▶ **Your instructions**:
Under this task are some entries; return every one of them exactly.

▶ **Information provided**:
══════
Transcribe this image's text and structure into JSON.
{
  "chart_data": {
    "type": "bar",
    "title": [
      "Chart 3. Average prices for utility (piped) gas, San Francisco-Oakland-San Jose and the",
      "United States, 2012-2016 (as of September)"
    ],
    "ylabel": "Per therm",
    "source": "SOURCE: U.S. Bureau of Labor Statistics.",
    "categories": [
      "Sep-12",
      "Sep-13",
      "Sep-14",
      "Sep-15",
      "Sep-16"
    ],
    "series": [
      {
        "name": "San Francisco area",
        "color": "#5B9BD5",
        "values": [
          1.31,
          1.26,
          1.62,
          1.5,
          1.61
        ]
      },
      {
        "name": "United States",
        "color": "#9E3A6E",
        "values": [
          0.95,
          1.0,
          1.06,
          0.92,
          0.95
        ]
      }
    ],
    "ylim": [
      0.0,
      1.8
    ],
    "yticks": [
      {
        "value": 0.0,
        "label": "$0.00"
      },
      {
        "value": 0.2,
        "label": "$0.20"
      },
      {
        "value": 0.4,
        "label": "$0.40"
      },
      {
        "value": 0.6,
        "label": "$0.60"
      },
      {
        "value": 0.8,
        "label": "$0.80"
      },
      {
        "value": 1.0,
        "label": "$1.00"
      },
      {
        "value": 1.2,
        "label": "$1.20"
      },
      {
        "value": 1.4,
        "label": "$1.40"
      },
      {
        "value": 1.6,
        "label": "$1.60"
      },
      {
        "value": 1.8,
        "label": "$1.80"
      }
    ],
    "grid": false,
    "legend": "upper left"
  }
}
══════
▶ **Exercise output**:
Transcribe this image's text and structure into JSON.
{
  "chart_data": {
    "type": "bar",
    "title": [
      "Chart 3. Average prices for utility (piped) gas, San Francisco-Oakland-San Jose and the",
      "United States, 2012-2016 (as of September)"
    ],
    "ylabel": "Per therm",
    "source": "SOURCE: U.S. Bureau of Labor Statistics.",
    "categories": [
      "Sep-12",
      "Sep-13",
      "Sep-14",
      "Sep-15",
      "Sep-16"
    ],
    "series": [
      {
        "name": "San Francisco area",
        "color": "#5B9BD5",
        "values": [
          1.31,
          1.26,
          1.62,
          1.5,
          1.61
        ]
      },
      {
        "name": "United States",
        "color": "#9E3A6E",
        "values": [
          0.95,
          1.0,
          1.06,
          0.92,
          0.95
        ]
      }
    ],
    "ylim": [
      0.0,
      1.8
    ],
    "yticks": [
      {
        "value": 0.0,
        "label": "$0.00"
      },
      {
        "value": 0.2,
        "label": "$0.20"
      },
      {
        "value": 0.4,
        "label": "$0.40"
      },
      {
        "value": 0.6,
        "label": "$0.60"
      },
      {
        "value": 0.8,
        "label": "$0.80"
      },
      {
        "value": 1.0,
        "label": "$1.00"
      },
      {
        "value": 1.2,
        "label": "$1.20"
      },
      {
        "value": 1.4,
        "label": "$1.40"
      },
      {
        "value": 1.6,
        "label": "$1.60"
      },
      {
        "value": 1.8,
        "label": "$1.80"
      }
    ],
    "grid": false,
    "legend": "upper left"
  }
}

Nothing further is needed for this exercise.